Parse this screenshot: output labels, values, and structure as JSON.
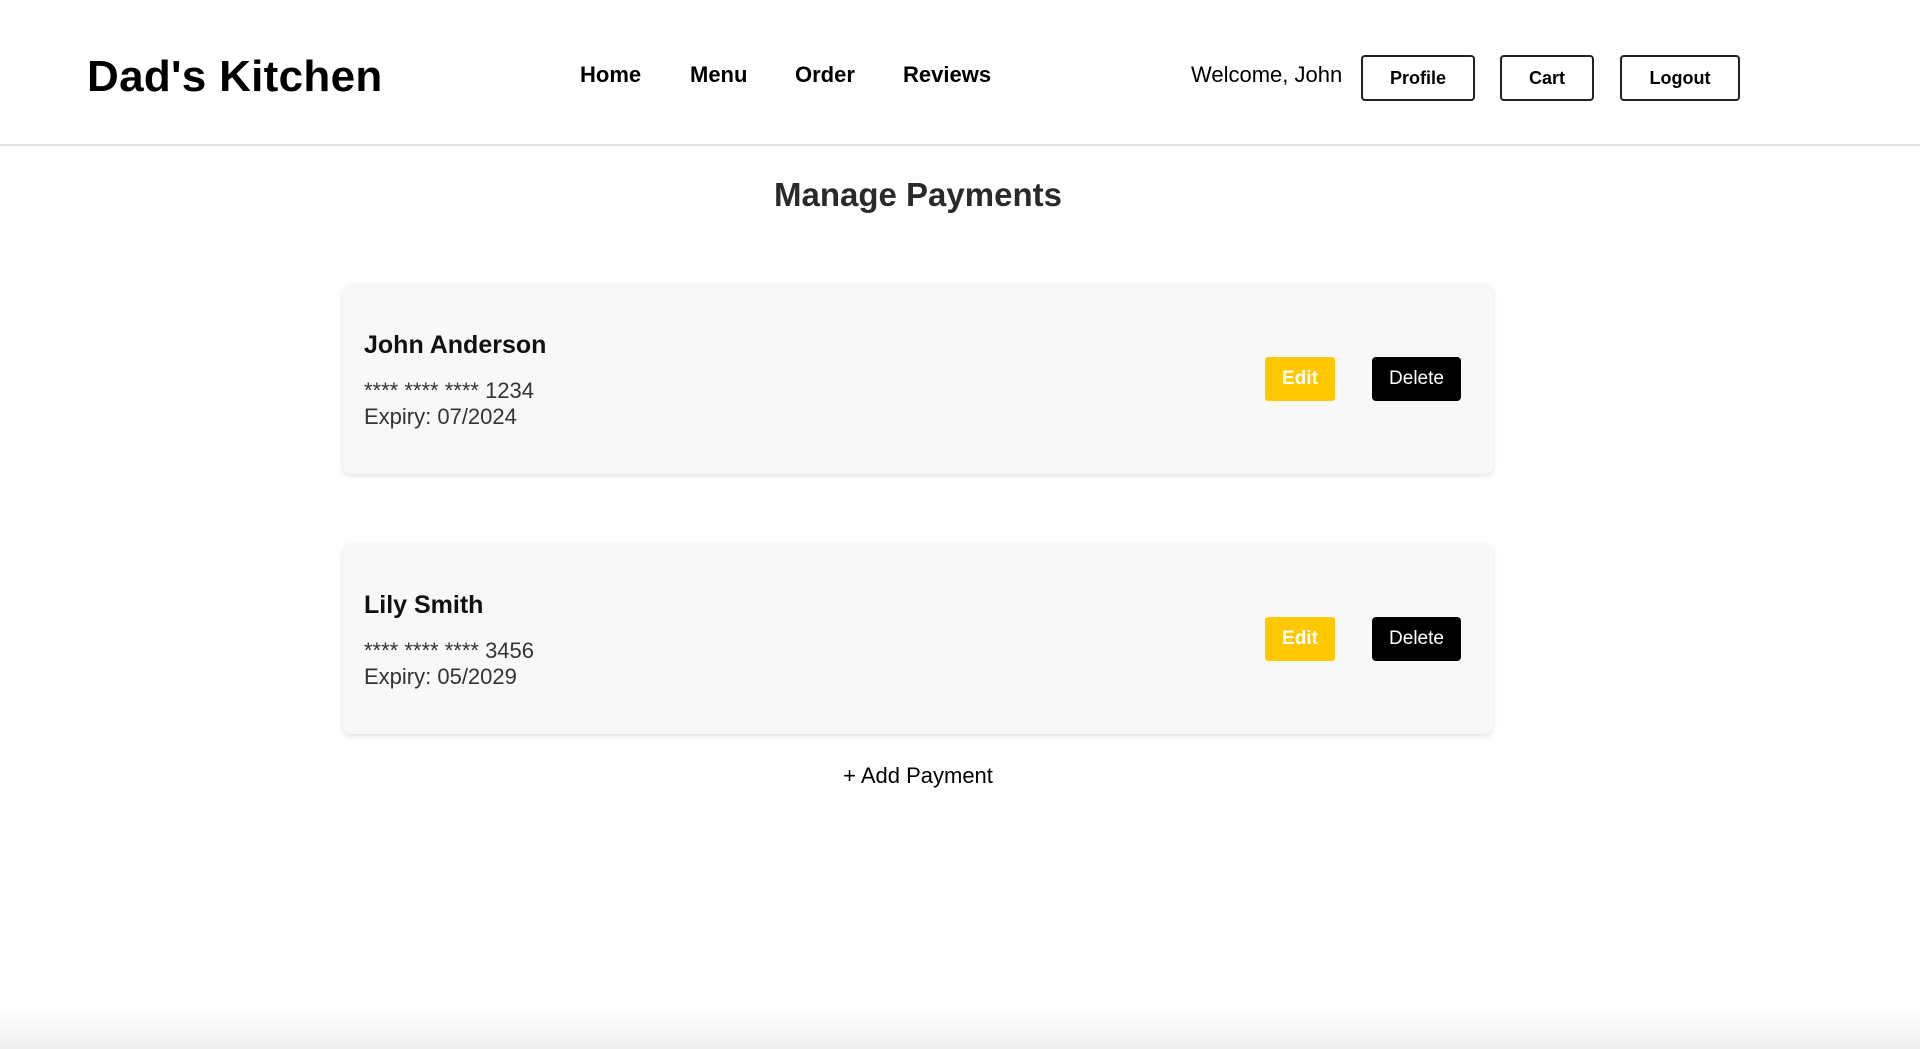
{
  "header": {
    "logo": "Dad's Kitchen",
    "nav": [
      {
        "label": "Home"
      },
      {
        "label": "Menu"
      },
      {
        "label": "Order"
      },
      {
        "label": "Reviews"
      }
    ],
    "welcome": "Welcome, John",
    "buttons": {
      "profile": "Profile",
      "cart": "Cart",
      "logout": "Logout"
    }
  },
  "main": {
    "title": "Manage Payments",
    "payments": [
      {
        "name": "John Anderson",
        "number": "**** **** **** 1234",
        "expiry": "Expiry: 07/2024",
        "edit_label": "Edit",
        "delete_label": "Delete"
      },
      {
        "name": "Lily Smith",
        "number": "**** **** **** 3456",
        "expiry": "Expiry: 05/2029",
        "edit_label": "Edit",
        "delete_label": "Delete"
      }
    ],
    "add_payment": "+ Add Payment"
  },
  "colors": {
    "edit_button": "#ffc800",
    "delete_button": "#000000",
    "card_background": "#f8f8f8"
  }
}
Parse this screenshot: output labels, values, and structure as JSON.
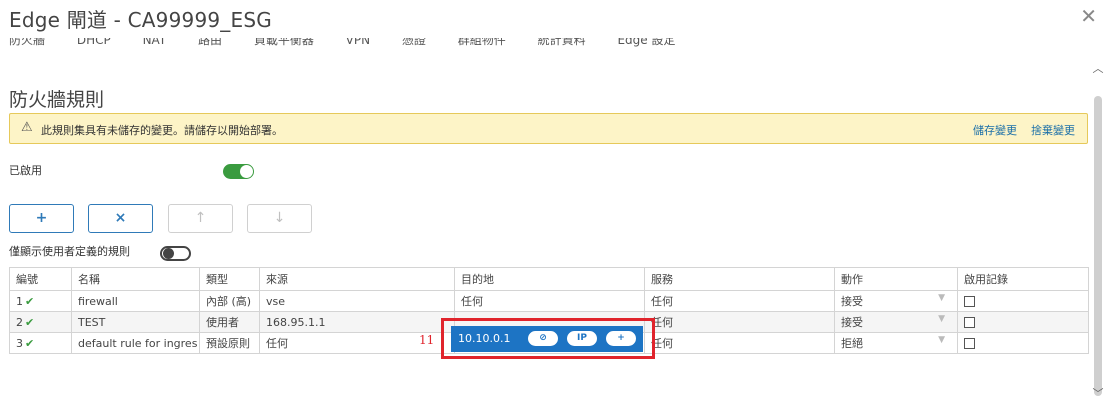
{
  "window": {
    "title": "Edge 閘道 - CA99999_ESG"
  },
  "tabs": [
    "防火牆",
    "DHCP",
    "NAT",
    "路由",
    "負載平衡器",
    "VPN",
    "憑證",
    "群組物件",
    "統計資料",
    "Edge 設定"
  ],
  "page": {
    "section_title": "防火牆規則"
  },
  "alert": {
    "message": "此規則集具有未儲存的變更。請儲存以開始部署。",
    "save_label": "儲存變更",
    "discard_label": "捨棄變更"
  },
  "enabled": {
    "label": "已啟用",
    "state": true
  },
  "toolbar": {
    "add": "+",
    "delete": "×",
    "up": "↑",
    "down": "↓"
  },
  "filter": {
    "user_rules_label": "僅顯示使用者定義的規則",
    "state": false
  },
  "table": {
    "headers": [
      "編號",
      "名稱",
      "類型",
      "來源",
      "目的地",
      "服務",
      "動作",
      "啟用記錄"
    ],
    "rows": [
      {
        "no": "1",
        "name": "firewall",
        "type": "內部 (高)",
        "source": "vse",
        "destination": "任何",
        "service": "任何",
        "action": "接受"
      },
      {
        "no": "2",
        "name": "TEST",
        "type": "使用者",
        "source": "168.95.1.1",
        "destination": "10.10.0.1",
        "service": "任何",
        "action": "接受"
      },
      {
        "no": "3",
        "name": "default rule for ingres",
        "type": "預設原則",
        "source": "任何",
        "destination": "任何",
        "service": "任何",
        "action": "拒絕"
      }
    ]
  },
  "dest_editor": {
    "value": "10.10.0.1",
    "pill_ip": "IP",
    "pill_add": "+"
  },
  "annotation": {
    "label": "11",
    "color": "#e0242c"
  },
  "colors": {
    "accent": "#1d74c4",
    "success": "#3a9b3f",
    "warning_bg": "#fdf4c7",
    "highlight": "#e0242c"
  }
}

• _JOB_: Transcribe all the records above word for word, without their images.

• _THE OUTPUT_:
Parse this screenshot: output labels, values, and structure as JSON.
{
  "header": {
    "logo": "Dad's Kitchen",
    "nav": [
      {
        "label": "Home"
      },
      {
        "label": "Menu"
      },
      {
        "label": "Order"
      },
      {
        "label": "Reviews"
      }
    ],
    "welcome": "Welcome, John",
    "buttons": {
      "profile": "Profile",
      "cart": "Cart",
      "logout": "Logout"
    }
  },
  "main": {
    "title": "Manage Payments",
    "payments": [
      {
        "name": "John Anderson",
        "number": "**** **** **** 1234",
        "expiry": "Expiry: 07/2024",
        "edit_label": "Edit",
        "delete_label": "Delete"
      },
      {
        "name": "Lily Smith",
        "number": "**** **** **** 3456",
        "expiry": "Expiry: 05/2029",
        "edit_label": "Edit",
        "delete_label": "Delete"
      }
    ],
    "add_payment": "+ Add Payment"
  },
  "colors": {
    "edit_button": "#ffc800",
    "delete_button": "#000000",
    "card_background": "#f8f8f8"
  }
}
Parse this screenshot: output labels, values, and structure as JSON.
{
  "window": {
    "title": "Edge 閘道 - CA99999_ESG"
  },
  "tabs": [
    "防火牆",
    "DHCP",
    "NAT",
    "路由",
    "負載平衡器",
    "VPN",
    "憑證",
    "群組物件",
    "統計資料",
    "Edge 設定"
  ],
  "page": {
    "section_title": "防火牆規則"
  },
  "alert": {
    "message": "此規則集具有未儲存的變更。請儲存以開始部署。",
    "save_label": "儲存變更",
    "discard_label": "捨棄變更"
  },
  "enabled": {
    "label": "已啟用",
    "state": true
  },
  "toolbar": {
    "add": "+",
    "delete": "×",
    "up": "↑",
    "down": "↓"
  },
  "filter": {
    "user_rules_label": "僅顯示使用者定義的規則",
    "state": false
  },
  "table": {
    "headers": [
      "編號",
      "名稱",
      "類型",
      "來源",
      "目的地",
      "服務",
      "動作",
      "啟用記錄"
    ],
    "rows": [
      {
        "no": "1",
        "name": "firewall",
        "type": "內部 (高)",
        "source": "vse",
        "destination": "任何",
        "service": "任何",
        "action": "接受"
      },
      {
        "no": "2",
        "name": "TEST",
        "type": "使用者",
        "source": "168.95.1.1",
        "destination": "10.10.0.1",
        "service": "任何",
        "action": "接受"
      },
      {
        "no": "3",
        "name": "default rule for ingres",
        "type": "預設原則",
        "source": "任何",
        "destination": "任何",
        "service": "任何",
        "action": "拒絕"
      }
    ]
  },
  "dest_editor": {
    "value": "10.10.0.1",
    "pill_ip": "IP",
    "pill_add": "+"
  },
  "annotation": {
    "label": "11",
    "color": "#e0242c"
  },
  "colors": {
    "accent": "#1d74c4",
    "success": "#3a9b3f",
    "warning_bg": "#fdf4c7",
    "highlight": "#e0242c"
  }
}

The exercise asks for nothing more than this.